[Start]

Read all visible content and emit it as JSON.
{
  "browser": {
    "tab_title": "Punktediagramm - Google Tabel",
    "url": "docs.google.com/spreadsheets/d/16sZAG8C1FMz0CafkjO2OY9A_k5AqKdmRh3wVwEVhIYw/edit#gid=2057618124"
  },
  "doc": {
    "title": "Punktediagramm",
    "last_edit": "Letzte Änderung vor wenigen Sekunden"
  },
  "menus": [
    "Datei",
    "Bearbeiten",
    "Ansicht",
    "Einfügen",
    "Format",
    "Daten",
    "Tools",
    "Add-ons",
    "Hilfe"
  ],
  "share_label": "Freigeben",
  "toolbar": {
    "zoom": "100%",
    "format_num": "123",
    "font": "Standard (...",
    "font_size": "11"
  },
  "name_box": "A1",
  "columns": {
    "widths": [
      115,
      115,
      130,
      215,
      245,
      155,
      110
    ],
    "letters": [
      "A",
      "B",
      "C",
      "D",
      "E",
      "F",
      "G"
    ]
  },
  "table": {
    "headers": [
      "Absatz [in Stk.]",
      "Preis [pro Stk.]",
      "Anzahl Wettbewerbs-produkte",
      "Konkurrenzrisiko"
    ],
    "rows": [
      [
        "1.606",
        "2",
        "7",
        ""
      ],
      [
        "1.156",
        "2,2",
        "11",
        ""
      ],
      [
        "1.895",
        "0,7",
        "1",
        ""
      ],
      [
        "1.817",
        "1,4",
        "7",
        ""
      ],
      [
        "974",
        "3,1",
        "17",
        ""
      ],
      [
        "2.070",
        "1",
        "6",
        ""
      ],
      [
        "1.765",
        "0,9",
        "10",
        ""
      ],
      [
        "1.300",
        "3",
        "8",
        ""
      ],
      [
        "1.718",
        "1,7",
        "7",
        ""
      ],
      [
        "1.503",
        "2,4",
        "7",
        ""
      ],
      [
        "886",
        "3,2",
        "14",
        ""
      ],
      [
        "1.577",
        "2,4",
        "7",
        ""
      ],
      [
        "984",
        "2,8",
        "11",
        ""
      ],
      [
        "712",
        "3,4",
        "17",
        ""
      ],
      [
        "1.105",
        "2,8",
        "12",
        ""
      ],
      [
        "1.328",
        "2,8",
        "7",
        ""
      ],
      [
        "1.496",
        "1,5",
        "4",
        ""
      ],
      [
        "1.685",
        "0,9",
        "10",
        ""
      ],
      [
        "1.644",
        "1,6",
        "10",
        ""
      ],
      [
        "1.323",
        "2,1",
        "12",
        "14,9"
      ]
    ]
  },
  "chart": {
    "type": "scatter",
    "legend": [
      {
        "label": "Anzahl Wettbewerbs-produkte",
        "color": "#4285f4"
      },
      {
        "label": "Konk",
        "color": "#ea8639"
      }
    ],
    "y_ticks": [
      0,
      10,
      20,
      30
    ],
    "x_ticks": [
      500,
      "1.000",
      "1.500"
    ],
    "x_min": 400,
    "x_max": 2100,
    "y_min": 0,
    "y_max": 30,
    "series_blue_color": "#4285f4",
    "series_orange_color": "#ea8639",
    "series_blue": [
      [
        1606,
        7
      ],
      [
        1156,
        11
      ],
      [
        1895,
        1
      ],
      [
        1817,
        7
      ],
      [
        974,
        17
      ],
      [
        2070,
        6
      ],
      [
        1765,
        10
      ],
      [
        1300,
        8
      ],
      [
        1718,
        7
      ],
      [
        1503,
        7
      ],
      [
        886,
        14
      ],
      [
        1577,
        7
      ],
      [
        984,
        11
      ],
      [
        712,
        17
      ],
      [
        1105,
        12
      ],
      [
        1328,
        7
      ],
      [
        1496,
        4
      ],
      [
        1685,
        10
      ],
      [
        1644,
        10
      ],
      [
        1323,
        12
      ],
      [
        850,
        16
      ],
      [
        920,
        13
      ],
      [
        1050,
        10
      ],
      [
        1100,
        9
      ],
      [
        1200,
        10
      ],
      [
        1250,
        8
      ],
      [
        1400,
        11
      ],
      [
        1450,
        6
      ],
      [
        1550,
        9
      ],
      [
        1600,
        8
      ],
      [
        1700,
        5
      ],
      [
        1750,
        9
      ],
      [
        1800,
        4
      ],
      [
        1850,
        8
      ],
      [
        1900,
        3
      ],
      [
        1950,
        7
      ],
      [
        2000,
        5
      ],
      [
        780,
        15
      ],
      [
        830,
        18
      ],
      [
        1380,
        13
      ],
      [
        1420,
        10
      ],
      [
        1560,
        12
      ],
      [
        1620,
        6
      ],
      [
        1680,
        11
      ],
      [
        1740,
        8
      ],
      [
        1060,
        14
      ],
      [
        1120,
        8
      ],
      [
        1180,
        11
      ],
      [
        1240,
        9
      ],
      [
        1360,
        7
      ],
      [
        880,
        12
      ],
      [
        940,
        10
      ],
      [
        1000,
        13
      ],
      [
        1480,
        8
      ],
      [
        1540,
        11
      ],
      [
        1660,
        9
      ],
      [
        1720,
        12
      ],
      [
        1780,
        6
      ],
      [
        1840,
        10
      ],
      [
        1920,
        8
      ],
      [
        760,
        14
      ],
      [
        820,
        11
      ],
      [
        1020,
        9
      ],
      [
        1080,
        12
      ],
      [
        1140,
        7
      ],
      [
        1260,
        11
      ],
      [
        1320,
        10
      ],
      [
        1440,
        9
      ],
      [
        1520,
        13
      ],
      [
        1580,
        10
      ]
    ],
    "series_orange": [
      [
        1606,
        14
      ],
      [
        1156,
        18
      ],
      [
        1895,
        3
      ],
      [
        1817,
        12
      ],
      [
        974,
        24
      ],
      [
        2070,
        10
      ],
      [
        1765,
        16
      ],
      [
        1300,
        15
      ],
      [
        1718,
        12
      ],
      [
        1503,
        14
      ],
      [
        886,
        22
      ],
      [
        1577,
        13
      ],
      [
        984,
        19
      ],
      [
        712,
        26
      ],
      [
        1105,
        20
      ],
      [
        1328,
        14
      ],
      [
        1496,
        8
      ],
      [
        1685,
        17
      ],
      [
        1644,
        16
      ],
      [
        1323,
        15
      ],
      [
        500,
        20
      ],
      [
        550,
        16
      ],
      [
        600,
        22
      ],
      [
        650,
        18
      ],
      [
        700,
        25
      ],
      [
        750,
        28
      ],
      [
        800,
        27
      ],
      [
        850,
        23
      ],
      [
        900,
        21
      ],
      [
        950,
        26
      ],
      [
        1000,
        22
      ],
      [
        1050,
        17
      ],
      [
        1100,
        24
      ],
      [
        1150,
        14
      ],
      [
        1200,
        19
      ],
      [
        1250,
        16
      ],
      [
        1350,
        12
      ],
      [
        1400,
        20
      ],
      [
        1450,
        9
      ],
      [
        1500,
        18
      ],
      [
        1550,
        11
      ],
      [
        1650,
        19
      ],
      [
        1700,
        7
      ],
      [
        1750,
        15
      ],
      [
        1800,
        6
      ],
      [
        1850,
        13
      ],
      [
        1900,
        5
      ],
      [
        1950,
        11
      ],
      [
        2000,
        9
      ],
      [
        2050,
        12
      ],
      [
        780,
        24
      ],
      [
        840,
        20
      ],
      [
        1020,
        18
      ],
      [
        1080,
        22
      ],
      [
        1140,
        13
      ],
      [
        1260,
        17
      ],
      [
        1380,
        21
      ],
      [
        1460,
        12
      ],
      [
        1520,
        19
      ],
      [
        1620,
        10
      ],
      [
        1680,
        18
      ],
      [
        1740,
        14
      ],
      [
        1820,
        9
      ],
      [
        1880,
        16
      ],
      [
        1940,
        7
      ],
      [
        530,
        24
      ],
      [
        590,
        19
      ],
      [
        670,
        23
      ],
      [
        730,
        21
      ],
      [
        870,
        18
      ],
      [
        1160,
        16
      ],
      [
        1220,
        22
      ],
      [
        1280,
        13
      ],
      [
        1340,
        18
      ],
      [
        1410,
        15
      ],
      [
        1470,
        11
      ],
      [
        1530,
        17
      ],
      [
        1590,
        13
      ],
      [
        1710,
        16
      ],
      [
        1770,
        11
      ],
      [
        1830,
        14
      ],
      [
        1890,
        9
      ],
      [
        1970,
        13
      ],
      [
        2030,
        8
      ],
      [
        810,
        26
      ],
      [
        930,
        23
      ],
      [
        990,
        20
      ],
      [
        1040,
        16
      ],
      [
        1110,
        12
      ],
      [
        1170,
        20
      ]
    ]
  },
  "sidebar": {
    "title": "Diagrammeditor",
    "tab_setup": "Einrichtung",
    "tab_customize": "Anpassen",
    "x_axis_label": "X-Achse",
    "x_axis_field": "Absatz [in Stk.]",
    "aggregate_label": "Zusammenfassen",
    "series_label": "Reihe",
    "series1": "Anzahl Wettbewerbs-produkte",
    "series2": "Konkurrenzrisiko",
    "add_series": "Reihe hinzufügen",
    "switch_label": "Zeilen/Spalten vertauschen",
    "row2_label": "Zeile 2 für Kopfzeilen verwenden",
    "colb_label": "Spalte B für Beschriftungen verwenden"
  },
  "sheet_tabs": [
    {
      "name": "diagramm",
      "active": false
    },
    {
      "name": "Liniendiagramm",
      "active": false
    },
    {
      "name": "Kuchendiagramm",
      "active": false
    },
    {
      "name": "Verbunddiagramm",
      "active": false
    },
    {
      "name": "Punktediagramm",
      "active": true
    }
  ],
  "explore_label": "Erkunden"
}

[End]

**Brief:** Copy each line containing the word "Reihe" from the data.

**Written answer:**
    "series_label": "Reihe",
    "add_series": "Reihe hinzufügen",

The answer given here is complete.